- **Complete the following**
**1)** In the PharmEasy excerpt below, transcribe the passage starting at "PharmEasy announced this" and ending at "and others competing.".
**2)** According to the PharmEasy excerpt, in what year was the company founded, and by whom?
**3)** The PharmEasy excerpt names the existing investors that took part in its Series E. List all of them.

-------- Excerpted text --------

PharmEasy had raised $323 Mn in its Series E led by Prosus Ventures and TPG Growth, with participation from existing investors like Temasek, CDPQ, LFT Lightrock, Eight Roads and Think Investment, at a valuation of $1.5 Bn. This was the startup’s ticket into the unicorn club, making it the first epharmacy startup to do so. The above-mentioned investment firms hold about 80% stake in PharmEasy, with Prosus, TPG and Temasek alone owning about 30% stake cumulatively.

Overall, the company has raised $651 Mn to date across eight funding rounds.

The potential round, which was first reported by ET, comes at a time when the company is exploring options for its Initial Public Offering (IPO) towards the end of 2021. It plans to raise $400 Mn- $500 Mn (INR 3,000 Cr to INR 3,700 Cr) through this IPO, at a valuation of $3 Bn (INR 21,800 Cr). The share sale proposal will include both primary as well as secondary share components, where some of the early backers of the company will take a partial exit.

PharmEasy, founded in 2015 by Dharmil Sheth and Dhaval Shah, caters to the chronic care segment and offers a range of services such as teleconsultation, medicine deliveries and sample collections for diagnostic tests. The company also has a subscription-based service and operates on a full-stack model where it claims to procure medicines directly from manufacturers and deliver it to customers.

It connects over 60K brick-and-mortar pharmacies and 4K doctors in 16K zip codes across India, and also provides SaaS solutions for pharmacies to use in procurement combined with delivery and logistics support as well as credit solutions. It claims to have served over 20 Mn patients since inception. In the financial year 2020, the company doubled its revenue of INR 637 Cr compared to INR 240 Cr reported in FY19. PharmEasy’s losses before tax also doubled to INR 100.7 Cr from INR 50 Cr in the same time period, according to its unaudited financial statements.

PharmEasy announced this week the completion of its merger with Medlife, almost eight months after receiving approval from competition watchdog Competition Commission of India (CCI). This deal is said to be the largest consolidation deal in India’s online pharmacy sector, which now has companies like Reliance Retail, Amazon, Tata-backed 1mg, and others competing.

“This will make us the largest healthcare delivery platform across the country by a distance — serving more than two million families every single month,” Dhaval Shah, cofounder of PharmEasy, wrote on LinkedIn announcing the merger. With this acquisition, Medlife would discontinue its operations and would be merged into PharmEasy’s platform from May 25 onwards. PharmEasy will also absorb Medlife’s current customer base.

-------- Information supplied --------

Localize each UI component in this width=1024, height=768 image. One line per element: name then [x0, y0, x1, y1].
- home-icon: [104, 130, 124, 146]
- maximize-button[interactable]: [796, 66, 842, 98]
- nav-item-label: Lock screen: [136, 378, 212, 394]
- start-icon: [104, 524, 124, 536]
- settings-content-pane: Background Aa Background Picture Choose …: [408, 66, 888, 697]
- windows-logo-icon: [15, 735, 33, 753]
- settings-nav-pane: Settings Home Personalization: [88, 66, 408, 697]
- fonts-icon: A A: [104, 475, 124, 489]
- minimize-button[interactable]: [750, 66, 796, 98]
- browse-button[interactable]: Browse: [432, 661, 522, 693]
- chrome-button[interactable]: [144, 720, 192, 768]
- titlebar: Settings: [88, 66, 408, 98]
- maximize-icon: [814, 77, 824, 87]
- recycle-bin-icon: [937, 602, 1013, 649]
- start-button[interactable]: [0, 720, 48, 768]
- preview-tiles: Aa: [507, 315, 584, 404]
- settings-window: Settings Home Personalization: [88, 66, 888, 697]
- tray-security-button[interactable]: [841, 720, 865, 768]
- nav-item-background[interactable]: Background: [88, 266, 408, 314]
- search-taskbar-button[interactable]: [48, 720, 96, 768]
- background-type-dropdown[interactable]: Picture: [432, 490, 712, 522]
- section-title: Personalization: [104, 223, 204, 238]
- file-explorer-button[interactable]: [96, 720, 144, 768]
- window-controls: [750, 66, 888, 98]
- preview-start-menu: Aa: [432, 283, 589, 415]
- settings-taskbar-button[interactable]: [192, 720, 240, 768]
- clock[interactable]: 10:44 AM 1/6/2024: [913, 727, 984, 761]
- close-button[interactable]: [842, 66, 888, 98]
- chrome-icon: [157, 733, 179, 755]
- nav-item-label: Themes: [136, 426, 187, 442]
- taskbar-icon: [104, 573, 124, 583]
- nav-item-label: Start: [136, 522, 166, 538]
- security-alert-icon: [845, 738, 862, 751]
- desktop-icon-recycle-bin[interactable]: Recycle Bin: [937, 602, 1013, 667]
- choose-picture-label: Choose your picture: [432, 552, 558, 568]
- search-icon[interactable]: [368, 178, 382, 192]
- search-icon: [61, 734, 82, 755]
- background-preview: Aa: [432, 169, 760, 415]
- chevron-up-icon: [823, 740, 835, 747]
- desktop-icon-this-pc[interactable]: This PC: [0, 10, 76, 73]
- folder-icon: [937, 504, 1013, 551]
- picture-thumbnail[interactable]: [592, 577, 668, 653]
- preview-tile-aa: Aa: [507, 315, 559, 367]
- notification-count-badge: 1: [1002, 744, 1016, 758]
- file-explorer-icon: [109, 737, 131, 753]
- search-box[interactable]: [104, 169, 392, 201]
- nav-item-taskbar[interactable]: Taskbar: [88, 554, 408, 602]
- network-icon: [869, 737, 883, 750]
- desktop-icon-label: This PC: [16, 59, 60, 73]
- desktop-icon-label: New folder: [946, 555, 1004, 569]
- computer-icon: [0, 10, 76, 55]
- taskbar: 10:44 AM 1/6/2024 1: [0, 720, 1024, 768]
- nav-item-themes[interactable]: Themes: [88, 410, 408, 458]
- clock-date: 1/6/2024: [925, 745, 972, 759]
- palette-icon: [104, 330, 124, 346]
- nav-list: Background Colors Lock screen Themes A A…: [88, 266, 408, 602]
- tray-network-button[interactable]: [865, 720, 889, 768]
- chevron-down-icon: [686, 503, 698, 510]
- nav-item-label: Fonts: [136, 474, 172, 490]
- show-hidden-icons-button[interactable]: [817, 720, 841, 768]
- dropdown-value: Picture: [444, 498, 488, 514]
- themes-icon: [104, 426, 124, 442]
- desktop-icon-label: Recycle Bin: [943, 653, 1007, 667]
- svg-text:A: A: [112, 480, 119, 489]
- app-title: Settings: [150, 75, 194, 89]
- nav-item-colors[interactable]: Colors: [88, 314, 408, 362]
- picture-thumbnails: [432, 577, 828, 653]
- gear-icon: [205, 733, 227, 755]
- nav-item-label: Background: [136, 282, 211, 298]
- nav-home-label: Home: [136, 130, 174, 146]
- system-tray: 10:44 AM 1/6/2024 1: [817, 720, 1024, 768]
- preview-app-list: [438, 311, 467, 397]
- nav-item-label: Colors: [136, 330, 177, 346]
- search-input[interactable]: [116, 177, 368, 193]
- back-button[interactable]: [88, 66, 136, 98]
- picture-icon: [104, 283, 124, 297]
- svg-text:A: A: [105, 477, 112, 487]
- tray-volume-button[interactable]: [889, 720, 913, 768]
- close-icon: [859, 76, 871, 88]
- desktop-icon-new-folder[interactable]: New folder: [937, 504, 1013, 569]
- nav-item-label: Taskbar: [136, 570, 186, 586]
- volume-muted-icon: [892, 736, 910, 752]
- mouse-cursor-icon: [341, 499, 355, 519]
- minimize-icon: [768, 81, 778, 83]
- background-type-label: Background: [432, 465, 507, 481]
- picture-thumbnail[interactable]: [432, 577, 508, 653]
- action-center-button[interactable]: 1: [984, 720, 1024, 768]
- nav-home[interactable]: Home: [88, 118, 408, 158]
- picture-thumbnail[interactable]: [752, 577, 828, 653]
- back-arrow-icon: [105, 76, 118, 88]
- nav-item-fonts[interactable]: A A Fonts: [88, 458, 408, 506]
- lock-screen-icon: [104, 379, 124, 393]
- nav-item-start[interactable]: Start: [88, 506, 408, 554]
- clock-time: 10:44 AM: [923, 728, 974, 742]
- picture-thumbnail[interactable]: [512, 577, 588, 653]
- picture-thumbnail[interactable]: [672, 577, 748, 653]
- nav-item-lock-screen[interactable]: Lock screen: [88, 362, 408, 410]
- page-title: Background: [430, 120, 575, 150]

--------

- **Replies**
**1)**
PharmEasy announced this week the completion of its merger with Medlife, almost eight months after receiving approval from competition watchdog Competition Commission of India (CCI). This deal is said to be the largest consolidation deal in India’s online pharmacy sector, which now has companies like Reliance Retail, Amazon, Tata-backed 1mg, and others competing.

**2)** It was founded in 2015 by Dharmil Sheth and Dhaval Shah.

**3)** Temasek, CDPQ, LFT Lightrock, Eight Roads, Think Investment